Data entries

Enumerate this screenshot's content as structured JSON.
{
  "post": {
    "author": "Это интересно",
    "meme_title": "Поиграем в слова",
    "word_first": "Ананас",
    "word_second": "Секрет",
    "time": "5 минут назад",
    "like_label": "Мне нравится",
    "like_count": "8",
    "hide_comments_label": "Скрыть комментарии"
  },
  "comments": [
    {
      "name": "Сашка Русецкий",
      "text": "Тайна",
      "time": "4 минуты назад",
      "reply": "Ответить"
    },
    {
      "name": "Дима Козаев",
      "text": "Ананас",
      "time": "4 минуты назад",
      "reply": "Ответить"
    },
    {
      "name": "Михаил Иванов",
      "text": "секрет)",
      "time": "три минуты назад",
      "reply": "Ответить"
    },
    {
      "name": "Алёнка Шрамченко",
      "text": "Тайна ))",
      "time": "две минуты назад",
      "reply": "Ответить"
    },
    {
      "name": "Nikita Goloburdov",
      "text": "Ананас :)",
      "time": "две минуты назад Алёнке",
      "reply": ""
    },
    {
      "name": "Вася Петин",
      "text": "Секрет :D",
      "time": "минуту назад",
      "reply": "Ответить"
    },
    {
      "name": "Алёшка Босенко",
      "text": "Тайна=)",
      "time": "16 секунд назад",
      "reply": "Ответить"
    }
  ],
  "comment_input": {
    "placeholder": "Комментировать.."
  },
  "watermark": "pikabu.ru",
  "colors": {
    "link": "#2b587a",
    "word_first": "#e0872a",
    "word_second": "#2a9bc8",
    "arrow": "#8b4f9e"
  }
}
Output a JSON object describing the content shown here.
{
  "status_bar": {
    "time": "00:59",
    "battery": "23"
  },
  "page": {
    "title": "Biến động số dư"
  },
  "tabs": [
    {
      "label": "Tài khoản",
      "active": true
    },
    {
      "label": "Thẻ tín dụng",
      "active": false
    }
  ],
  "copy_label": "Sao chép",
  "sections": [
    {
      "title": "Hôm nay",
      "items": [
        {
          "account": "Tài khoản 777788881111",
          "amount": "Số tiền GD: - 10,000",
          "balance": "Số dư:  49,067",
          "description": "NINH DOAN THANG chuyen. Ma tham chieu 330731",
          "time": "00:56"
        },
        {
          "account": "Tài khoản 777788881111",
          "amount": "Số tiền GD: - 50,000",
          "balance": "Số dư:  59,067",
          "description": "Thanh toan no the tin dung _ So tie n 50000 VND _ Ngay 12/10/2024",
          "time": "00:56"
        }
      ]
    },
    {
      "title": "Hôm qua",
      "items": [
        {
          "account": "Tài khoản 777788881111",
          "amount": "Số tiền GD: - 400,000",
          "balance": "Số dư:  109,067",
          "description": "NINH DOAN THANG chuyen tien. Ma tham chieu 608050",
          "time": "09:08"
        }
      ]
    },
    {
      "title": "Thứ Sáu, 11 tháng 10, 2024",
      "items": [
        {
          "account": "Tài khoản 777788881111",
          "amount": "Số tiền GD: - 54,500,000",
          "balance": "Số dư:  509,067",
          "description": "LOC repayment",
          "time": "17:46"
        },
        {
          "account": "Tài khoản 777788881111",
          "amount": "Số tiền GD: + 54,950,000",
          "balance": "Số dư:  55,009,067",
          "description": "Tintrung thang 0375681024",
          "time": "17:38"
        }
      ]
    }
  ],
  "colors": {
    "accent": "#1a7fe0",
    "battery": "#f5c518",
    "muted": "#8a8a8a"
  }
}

**WORK TO COMPLETE:** Return each line among the entries that holds the word "минуты".

**OUTPUT OF THE EXERCISE:**
      "time": "4 минуты назад",
      "time": "4 минуты назад",
      "time": "три минуты назад",
      "time": "две минуты назад",
      "time": "две минуты назад Алёнке",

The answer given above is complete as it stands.